### PROBLEM
Repeat the material exactly as it appears.

### INFORMATION GIVEN
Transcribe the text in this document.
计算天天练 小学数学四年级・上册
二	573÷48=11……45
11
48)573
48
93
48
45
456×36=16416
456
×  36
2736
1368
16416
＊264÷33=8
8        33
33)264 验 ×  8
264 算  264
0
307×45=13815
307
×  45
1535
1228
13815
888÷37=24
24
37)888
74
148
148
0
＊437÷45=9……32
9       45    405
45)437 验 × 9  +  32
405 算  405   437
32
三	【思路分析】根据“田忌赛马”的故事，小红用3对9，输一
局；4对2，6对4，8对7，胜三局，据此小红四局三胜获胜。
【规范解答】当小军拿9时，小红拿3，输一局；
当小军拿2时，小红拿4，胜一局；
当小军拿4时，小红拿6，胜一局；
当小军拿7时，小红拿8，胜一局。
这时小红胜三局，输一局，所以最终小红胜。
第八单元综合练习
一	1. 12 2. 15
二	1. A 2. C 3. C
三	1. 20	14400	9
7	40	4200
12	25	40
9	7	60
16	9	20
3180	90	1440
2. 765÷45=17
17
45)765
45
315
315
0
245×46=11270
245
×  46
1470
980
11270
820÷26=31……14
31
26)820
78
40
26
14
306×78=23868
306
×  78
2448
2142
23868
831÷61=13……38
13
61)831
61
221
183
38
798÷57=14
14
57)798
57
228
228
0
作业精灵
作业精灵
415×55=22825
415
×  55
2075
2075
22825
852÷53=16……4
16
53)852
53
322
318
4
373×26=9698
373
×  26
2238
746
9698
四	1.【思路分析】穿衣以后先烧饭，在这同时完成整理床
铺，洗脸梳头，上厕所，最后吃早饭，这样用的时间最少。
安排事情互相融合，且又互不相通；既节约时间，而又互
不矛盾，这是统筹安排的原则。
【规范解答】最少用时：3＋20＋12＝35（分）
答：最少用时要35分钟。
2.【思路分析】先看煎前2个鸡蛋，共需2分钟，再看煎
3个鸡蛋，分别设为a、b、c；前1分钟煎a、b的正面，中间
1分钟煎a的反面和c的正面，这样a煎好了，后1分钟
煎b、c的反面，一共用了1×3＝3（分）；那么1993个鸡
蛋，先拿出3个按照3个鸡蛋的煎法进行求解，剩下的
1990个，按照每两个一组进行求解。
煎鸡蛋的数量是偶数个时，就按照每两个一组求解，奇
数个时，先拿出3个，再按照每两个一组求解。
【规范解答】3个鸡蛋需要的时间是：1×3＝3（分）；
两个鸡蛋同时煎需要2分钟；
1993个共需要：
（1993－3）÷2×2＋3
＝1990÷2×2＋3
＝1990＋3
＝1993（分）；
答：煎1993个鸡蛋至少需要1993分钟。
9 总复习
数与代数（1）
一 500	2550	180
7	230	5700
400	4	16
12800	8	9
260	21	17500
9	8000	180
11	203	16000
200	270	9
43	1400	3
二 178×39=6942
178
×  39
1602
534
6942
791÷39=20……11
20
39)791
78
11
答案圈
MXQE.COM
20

### EXERCISE RESULT
Transcribe the text in this document.
计算天天练 小学数学四年级・上册
二	573÷48=11……45
11
48)573
48
93
48
45
456×36=16416
456
×  36
2736
1368
16416
＊264÷33=8
8        33
33)264 验 ×  8
264 算  264
0
307×45=13815
307
×  45
1535
1228
13815
888÷37=24
24
37)888
74
148
148
0
＊437÷45=9……32
9       45    405
45)437 验 × 9  +  32
405 算  405   437
32
三	【思路分析】根据“田忌赛马”的故事，小红用3对9，输一
局；4对2，6对4，8对7，胜三局，据此小红四局三胜获胜。
【规范解答】当小军拿9时，小红拿3，输一局；
当小军拿2时，小红拿4，胜一局；
当小军拿4时，小红拿6，胜一局；
当小军拿7时，小红拿8，胜一局。
这时小红胜三局，输一局，所以最终小红胜。
第八单元综合练习
一	1. 12 2. 15
二	1. A 2. C 3. C
三	1. 20	14400	9
7	40	4200
12	25	40
9	7	60
16	9	20
3180	90	1440
2. 765÷45=17
17
45)765
45
315
315
0
245×46=11270
245
×  46
1470
980
11270
820÷26=31……14
31
26)820
78
40
26
14
306×78=23868
306
×  78
2448
2142
23868
831÷61=13……38
13
61)831
61
221
183
38
798÷57=14
14
57)798
57
228
228
0
作业精灵
作业精灵
415×55=22825
415
×  55
2075
2075
22825
852÷53=16……4
16
53)852
53
322
318
4
373×26=9698
373
×  26
2238
746
9698
四	1.【思路分析】穿衣以后先烧饭，在这同时完成整理床
铺，洗脸梳头，上厕所，最后吃早饭，这样用的时间最少。
安排事情互相融合，且又互不相通；既节约时间，而又互
不矛盾，这是统筹安排的原则。
【规范解答】最少用时：3＋20＋12＝35（分）
答：最少用时要35分钟。
2.【思路分析】先看煎前2个鸡蛋，共需2分钟，再看煎
3个鸡蛋，分别设为a、b、c；前1分钟煎a、b的正面，中间
1分钟煎a的反面和c的正面，这样a煎好了，后1分钟
煎b、c的反面，一共用了1×3＝3（分）；那么1993个鸡
蛋，先拿出3个按照3个鸡蛋的煎法进行求解，剩下的
1990个，按照每两个一组进行求解。
煎鸡蛋的数量是偶数个时，就按照每两个一组求解，奇
数个时，先拿出3个，再按照每两个一组求解。
【规范解答】3个鸡蛋需要的时间是：1×3＝3（分）；
两个鸡蛋同时煎需要2分钟；
1993个共需要：
（1993－3）÷2×2＋3
＝1990÷2×2＋3
＝1990＋3
＝1993（分）；
答：煎1993个鸡蛋至少需要1993分钟。
9 总复习
数与代数（1）
一 500	2550	180
7	230	5700
400	4	16
12800	8	9
260	21	17500
9	8000	180
11	203	16000
200	270	9
43	1400	3
二 178×39=6942
178
×  39
1602
534
6942
791÷39=20……11
20
39)791
78
11
答案圈
MXQE.COM
20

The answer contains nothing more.